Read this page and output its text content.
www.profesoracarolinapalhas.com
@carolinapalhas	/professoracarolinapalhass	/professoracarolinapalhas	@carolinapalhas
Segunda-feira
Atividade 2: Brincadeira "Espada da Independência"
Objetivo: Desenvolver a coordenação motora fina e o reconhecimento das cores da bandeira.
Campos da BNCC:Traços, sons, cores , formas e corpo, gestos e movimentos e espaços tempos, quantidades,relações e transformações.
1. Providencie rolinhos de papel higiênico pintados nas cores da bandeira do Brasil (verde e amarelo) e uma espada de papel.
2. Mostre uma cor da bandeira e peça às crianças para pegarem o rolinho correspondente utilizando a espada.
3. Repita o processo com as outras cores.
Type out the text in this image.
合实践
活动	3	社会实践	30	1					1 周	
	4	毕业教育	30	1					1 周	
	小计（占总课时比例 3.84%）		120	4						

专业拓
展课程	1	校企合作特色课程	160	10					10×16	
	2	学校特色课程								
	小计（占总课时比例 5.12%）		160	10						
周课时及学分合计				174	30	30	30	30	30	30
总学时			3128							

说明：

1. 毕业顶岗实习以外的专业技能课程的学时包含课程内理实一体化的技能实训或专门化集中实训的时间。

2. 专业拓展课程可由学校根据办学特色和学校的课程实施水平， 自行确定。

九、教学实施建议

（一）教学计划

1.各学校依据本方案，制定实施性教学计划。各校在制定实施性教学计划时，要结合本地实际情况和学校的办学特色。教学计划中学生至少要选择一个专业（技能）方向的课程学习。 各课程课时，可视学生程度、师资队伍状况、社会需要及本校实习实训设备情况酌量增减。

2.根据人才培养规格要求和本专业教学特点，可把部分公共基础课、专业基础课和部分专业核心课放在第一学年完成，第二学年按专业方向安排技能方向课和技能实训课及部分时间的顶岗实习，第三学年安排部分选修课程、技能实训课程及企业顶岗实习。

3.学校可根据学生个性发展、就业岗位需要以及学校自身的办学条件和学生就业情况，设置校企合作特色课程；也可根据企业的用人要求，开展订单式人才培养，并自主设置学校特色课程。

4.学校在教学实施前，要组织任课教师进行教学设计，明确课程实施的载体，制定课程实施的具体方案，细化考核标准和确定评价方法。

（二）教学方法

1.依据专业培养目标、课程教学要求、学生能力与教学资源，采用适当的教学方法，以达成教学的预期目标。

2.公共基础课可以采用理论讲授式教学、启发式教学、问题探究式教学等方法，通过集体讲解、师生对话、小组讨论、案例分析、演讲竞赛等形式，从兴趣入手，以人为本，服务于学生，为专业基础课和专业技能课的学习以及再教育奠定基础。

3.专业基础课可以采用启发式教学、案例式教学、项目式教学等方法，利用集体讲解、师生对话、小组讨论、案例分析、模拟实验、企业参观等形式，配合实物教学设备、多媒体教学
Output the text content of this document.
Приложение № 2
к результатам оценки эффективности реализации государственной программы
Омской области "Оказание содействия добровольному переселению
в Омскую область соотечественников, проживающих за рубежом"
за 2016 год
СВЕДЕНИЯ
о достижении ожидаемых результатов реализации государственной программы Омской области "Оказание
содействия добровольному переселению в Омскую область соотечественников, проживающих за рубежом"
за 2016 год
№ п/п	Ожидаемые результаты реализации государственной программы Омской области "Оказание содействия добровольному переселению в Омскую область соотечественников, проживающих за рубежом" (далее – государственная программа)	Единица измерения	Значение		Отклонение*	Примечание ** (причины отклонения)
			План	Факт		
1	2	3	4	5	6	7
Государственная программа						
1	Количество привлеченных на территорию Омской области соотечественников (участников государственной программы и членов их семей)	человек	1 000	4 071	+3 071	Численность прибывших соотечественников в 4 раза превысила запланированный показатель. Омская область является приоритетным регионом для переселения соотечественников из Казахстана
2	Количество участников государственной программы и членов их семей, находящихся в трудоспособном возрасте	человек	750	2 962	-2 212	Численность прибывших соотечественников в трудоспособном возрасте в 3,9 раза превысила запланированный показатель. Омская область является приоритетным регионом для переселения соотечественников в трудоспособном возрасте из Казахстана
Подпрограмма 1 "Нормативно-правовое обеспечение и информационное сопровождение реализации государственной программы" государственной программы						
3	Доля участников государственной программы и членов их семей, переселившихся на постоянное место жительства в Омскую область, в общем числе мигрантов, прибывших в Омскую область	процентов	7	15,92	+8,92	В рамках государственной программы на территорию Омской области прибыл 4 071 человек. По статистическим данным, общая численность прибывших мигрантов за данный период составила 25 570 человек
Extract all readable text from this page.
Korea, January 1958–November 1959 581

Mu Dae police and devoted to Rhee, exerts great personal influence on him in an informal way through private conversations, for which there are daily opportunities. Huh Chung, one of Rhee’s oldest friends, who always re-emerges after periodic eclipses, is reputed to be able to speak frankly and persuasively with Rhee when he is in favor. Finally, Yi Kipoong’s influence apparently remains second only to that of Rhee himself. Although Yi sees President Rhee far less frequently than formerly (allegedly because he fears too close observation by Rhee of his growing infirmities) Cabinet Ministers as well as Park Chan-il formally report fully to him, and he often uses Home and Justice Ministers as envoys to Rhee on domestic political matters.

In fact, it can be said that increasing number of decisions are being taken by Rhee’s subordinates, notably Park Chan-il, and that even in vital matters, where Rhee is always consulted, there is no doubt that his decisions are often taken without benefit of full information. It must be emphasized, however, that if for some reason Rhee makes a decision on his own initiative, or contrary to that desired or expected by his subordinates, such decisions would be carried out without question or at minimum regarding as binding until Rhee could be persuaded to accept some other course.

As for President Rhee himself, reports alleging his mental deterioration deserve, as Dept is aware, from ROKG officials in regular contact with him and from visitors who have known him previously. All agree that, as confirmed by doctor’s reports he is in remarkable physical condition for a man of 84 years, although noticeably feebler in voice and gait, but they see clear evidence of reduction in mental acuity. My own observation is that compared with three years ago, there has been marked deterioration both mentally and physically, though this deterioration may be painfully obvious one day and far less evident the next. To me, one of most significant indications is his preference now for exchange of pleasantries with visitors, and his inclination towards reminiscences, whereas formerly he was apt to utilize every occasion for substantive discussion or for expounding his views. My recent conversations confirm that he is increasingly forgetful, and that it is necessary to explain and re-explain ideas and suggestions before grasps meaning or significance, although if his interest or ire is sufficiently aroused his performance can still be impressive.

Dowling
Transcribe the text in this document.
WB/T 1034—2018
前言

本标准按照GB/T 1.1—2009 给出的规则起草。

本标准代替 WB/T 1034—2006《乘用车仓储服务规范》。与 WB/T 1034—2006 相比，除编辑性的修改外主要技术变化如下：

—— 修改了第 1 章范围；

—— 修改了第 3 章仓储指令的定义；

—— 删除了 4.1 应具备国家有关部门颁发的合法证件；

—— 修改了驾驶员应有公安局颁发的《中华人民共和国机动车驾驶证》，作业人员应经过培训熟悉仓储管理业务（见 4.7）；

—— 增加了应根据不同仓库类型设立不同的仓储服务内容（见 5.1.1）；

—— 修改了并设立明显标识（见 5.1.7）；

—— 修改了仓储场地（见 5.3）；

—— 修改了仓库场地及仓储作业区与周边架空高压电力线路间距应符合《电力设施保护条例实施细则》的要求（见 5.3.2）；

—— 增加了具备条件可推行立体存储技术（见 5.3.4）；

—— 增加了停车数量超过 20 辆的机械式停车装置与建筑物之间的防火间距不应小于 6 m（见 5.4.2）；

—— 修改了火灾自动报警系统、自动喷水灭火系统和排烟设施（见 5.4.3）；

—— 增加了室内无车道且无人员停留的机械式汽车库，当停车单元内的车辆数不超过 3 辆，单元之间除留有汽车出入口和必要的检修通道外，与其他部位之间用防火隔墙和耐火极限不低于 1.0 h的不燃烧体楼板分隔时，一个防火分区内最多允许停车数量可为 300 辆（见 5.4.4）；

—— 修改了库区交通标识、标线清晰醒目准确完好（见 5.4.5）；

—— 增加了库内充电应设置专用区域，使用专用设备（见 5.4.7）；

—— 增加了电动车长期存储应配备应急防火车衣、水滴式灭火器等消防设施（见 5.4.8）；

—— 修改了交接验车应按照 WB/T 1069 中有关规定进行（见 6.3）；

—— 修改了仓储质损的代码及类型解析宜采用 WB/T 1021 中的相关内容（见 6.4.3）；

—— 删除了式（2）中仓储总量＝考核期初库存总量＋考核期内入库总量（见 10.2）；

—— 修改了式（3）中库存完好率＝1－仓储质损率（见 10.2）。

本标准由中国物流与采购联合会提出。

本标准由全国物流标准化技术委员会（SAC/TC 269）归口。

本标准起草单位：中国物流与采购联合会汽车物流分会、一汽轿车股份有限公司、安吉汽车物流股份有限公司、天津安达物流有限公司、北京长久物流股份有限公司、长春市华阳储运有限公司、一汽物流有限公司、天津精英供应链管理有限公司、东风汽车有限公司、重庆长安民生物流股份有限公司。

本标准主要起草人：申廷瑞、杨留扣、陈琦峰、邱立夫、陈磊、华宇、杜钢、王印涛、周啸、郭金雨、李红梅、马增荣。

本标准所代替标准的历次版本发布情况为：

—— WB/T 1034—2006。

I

···

◆ Your instructions ◆
Using the listing above, list every line in which the string "content" occurs.

◆ Response to this task ◆
Read this page and output its text content.
Output the text content of this document.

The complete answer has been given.